Exercise requirements -
Reproduce all entries word for word.

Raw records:
•••

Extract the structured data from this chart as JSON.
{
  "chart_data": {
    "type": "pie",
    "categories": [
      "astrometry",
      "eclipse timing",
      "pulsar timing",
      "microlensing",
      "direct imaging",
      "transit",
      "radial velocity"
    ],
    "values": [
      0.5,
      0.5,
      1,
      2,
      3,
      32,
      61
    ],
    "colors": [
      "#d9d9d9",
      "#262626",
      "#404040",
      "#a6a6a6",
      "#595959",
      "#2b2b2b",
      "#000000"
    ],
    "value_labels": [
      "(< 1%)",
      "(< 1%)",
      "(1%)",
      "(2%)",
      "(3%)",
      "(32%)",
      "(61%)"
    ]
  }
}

•••

The completed task -
Extract the structured data from this chart as JSON.
{
  "chart_data": {
    "type": "pie",
    "categories": [
      "astrometry",
      "eclipse timing",
      "pulsar timing",
      "microlensing",
      "direct imaging",
      "transit",
      "radial velocity"
    ],
    "values": [
      0.5,
      0.5,
      1,
      2,
      3,
      32,
      61
    ],
    "colors": [
      "#d9d9d9",
      "#262626",
      "#404040",
      "#a6a6a6",
      "#595959",
      "#2b2b2b",
      "#000000"
    ],
    "value_labels": [
      "(< 1%)",
      "(< 1%)",
      "(1%)",
      "(2%)",
      "(3%)",
      "(32%)",
      "(61%)"
    ]
  }
}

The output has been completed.